[Dataset rows]
• • •

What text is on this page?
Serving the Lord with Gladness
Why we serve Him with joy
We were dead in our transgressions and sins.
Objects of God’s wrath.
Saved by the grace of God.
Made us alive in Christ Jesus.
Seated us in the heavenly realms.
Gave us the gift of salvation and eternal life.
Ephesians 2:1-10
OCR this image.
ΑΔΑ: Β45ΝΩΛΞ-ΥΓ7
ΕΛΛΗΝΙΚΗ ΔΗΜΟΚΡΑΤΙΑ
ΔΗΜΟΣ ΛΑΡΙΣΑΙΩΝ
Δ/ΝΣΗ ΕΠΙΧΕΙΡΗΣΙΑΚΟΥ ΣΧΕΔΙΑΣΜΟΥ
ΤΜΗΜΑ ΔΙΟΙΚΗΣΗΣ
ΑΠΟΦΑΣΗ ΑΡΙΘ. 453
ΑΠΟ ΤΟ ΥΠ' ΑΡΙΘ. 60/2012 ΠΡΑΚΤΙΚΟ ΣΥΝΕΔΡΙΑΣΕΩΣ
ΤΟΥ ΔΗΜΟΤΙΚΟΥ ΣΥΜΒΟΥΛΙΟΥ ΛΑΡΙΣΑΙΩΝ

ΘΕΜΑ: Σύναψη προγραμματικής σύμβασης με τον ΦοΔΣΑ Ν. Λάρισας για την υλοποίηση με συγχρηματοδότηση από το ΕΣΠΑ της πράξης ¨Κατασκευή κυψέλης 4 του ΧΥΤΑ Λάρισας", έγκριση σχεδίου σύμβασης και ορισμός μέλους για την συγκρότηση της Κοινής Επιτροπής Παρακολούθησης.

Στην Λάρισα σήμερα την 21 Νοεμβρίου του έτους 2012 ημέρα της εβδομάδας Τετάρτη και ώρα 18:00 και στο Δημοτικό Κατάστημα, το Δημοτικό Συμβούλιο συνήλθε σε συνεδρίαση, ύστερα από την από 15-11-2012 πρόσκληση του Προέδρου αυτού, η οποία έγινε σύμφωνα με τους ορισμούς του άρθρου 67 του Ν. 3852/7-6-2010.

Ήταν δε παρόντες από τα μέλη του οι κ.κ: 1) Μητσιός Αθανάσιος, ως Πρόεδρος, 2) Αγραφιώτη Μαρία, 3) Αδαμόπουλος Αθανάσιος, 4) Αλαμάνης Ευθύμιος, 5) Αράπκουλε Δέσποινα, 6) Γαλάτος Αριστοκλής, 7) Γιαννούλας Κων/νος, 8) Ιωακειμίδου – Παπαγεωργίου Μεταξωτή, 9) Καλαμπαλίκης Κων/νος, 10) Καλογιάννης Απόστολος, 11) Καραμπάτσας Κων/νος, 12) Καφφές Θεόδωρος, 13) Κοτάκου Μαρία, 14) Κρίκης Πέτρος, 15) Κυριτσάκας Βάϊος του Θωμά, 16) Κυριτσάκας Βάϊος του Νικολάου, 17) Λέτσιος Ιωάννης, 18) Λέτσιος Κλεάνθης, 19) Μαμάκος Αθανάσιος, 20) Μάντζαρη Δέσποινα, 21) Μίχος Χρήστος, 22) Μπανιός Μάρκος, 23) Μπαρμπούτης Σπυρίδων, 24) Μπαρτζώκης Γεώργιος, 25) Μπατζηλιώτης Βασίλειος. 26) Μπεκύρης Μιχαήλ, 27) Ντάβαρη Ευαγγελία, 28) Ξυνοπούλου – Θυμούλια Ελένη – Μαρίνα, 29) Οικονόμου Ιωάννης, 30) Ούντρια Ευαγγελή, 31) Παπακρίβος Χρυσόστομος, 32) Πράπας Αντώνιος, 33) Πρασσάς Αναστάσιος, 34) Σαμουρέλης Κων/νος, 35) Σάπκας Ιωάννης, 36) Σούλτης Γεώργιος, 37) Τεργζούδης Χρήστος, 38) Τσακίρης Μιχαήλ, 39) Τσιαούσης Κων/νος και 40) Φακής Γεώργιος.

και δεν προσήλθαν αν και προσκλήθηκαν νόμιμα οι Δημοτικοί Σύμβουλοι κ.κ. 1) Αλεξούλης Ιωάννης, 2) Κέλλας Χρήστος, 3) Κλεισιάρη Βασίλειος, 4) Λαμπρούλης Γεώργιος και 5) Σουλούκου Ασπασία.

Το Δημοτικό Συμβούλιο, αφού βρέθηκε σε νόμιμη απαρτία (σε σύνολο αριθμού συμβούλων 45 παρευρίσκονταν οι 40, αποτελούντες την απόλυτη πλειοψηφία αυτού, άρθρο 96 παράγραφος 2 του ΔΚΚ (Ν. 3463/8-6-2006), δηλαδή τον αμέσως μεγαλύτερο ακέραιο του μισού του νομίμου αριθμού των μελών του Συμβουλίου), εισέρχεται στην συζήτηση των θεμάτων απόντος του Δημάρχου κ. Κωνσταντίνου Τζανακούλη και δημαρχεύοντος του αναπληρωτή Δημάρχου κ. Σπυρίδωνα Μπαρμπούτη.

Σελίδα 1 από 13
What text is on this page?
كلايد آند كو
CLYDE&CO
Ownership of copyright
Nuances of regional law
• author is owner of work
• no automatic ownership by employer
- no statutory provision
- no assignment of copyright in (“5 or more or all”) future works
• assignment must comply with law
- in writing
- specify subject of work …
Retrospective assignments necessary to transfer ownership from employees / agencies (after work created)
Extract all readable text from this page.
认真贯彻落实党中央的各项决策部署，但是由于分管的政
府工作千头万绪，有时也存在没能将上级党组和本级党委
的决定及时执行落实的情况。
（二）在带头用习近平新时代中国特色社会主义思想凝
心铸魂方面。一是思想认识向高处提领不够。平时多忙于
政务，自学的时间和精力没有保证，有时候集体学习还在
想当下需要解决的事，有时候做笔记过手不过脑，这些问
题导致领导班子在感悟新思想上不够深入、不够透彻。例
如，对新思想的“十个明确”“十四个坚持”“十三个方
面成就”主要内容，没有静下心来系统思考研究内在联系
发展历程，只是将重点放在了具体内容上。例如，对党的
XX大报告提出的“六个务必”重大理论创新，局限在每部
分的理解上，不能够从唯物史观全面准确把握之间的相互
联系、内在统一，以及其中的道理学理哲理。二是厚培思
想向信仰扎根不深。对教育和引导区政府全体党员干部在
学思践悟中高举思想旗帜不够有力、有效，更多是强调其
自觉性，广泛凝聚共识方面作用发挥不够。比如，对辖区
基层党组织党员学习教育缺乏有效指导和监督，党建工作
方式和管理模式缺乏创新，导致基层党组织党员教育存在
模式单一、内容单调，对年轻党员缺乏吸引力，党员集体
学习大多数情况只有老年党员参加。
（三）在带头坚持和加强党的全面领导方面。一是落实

• • •

-- WRITTEN REQUEST --
Copy all of the data. Keep every word exactly as it is.

-- THE SOLUTION --
What text is on this page?
Serving the Lord with Gladness
Why we serve Him with joy
We were dead in our transgressions and sins.
Objects of God’s wrath.
Saved by the grace of God.
Made us alive in Christ Jesus.
Seated us in the heavenly realms.
Gave us the gift of salvation and eternal life.
Ephesians 2:1-10
OCR this image.
ΑΔΑ: Β45ΝΩΛΞ-ΥΓ7
ΕΛΛΗΝΙΚΗ ΔΗΜΟΚΡΑΤΙΑ
ΔΗΜΟΣ ΛΑΡΙΣΑΙΩΝ
Δ/ΝΣΗ ΕΠΙΧΕΙΡΗΣΙΑΚΟΥ ΣΧΕΔΙΑΣΜΟΥ
ΤΜΗΜΑ ΔΙΟΙΚΗΣΗΣ
ΑΠΟΦΑΣΗ ΑΡΙΘ. 453
ΑΠΟ ΤΟ ΥΠ' ΑΡΙΘ. 60/2012 ΠΡΑΚΤΙΚΟ ΣΥΝΕΔΡΙΑΣΕΩΣ
ΤΟΥ ΔΗΜΟΤΙΚΟΥ ΣΥΜΒΟΥΛΙΟΥ ΛΑΡΙΣΑΙΩΝ

ΘΕΜΑ: Σύναψη προγραμματικής σύμβασης με τον ΦοΔΣΑ Ν. Λάρισας για την υλοποίηση με συγχρηματοδότηση από το ΕΣΠΑ της πράξης ¨Κατασκευή κυψέλης 4 του ΧΥΤΑ Λάρισας", έγκριση σχεδίου σύμβασης και ορισμός μέλους για την συγκρότηση της Κοινής Επιτροπής Παρακολούθησης.

Στην Λάρισα σήμερα την 21 Νοεμβρίου του έτους 2012 ημέρα της εβδομάδας Τετάρτη και ώρα 18:00 και στο Δημοτικό Κατάστημα, το Δημοτικό Συμβούλιο συνήλθε σε συνεδρίαση, ύστερα από την από 15-11-2012 πρόσκληση του Προέδρου αυτού, η οποία έγινε σύμφωνα με τους ορισμούς του άρθρου 67 του Ν. 3852/7-6-2010.

Ήταν δε παρόντες από τα μέλη του οι κ.κ: 1) Μητσιός Αθανάσιος, ως Πρόεδρος, 2) Αγραφιώτη Μαρία, 3) Αδαμόπουλος Αθανάσιος, 4) Αλαμάνης Ευθύμιος, 5) Αράπκουλε Δέσποινα, 6) Γαλάτος Αριστοκλής, 7) Γιαννούλας Κων/νος, 8) Ιωακειμίδου – Παπαγεωργίου Μεταξωτή, 9) Καλαμπαλίκης Κων/νος, 10) Καλογιάννης Απόστολος, 11) Καραμπάτσας Κων/νος, 12) Καφφές Θεόδωρος, 13) Κοτάκου Μαρία, 14) Κρίκης Πέτρος, 15) Κυριτσάκας Βάϊος του Θωμά, 16) Κυριτσάκας Βάϊος του Νικολάου, 17) Λέτσιος Ιωάννης, 18) Λέτσιος Κλεάνθης, 19) Μαμάκος Αθανάσιος, 20) Μάντζαρη Δέσποινα, 21) Μίχος Χρήστος, 22) Μπανιός Μάρκος, 23) Μπαρμπούτης Σπυρίδων, 24) Μπαρτζώκης Γεώργιος, 25) Μπατζηλιώτης Βασίλειος. 26) Μπεκύρης Μιχαήλ, 27) Ντάβαρη Ευαγγελία, 28) Ξυνοπούλου – Θυμούλια Ελένη – Μαρίνα, 29) Οικονόμου Ιωάννης, 30) Ούντρια Ευαγγελή, 31) Παπακρίβος Χρυσόστομος, 32) Πράπας Αντώνιος, 33) Πρασσάς Αναστάσιος, 34) Σαμουρέλης Κων/νος, 35) Σάπκας Ιωάννης, 36) Σούλτης Γεώργιος, 37) Τεργζούδης Χρήστος, 38) Τσακίρης Μιχαήλ, 39) Τσιαούσης Κων/νος και 40) Φακής Γεώργιος.

και δεν προσήλθαν αν και προσκλήθηκαν νόμιμα οι Δημοτικοί Σύμβουλοι κ.κ. 1) Αλεξούλης Ιωάννης, 2) Κέλλας Χρήστος, 3) Κλεισιάρη Βασίλειος, 4) Λαμπρούλης Γεώργιος και 5) Σουλούκου Ασπασία.

Το Δημοτικό Συμβούλιο, αφού βρέθηκε σε νόμιμη απαρτία (σε σύνολο αριθμού συμβούλων 45 παρευρίσκονταν οι 40, αποτελούντες την απόλυτη πλειοψηφία αυτού, άρθρο 96 παράγραφος 2 του ΔΚΚ (Ν. 3463/8-6-2006), δηλαδή τον αμέσως μεγαλύτερο ακέραιο του μισού του νομίμου αριθμού των μελών του Συμβουλίου), εισέρχεται στην συζήτηση των θεμάτων απόντος του Δημάρχου κ. Κωνσταντίνου Τζανακούλη και δημαρχεύοντος του αναπληρωτή Δημάρχου κ. Σπυρίδωνα Μπαρμπούτη.

Σελίδα 1 από 13
What text is on this page?
كلايد آند كو
CLYDE&CO
Ownership of copyright
Nuances of regional law
• author is owner of work
• no automatic ownership by employer
- no statutory provision
- no assignment of copyright in (“5 or more or all”) future works
• assignment must comply with law
- in writing
- specify subject of work …
Retrospective assignments necessary to transfer ownership from employees / agencies (after work created)
Extract all readable text from this page.
认真贯彻落实党中央的各项决策部署，但是由于分管的政
府工作千头万绪，有时也存在没能将上级党组和本级党委
的决定及时执行落实的情况。
（二）在带头用习近平新时代中国特色社会主义思想凝
心铸魂方面。一是思想认识向高处提领不够。平时多忙于
政务，自学的时间和精力没有保证，有时候集体学习还在
想当下需要解决的事，有时候做笔记过手不过脑，这些问
题导致领导班子在感悟新思想上不够深入、不够透彻。例
如，对新思想的“十个明确”“十四个坚持”“十三个方
面成就”主要内容，没有静下心来系统思考研究内在联系
发展历程，只是将重点放在了具体内容上。例如，对党的
XX大报告提出的“六个务必”重大理论创新，局限在每部
分的理解上，不能够从唯物史观全面准确把握之间的相互
联系、内在统一，以及其中的道理学理哲理。二是厚培思
想向信仰扎根不深。对教育和引导区政府全体党员干部在
学思践悟中高举思想旗帜不够有力、有效，更多是强调其
自觉性，广泛凝聚共识方面作用发挥不够。比如，对辖区
基层党组织党员学习教育缺乏有效指导和监督，党建工作
方式和管理模式缺乏创新，导致基层党组织党员教育存在
模式单一、内容单调，对年轻党员缺乏吸引力，党员集体
学习大多数情况只有老年党员参加。
（三）在带头坚持和加强党的全面领导方面。一是落实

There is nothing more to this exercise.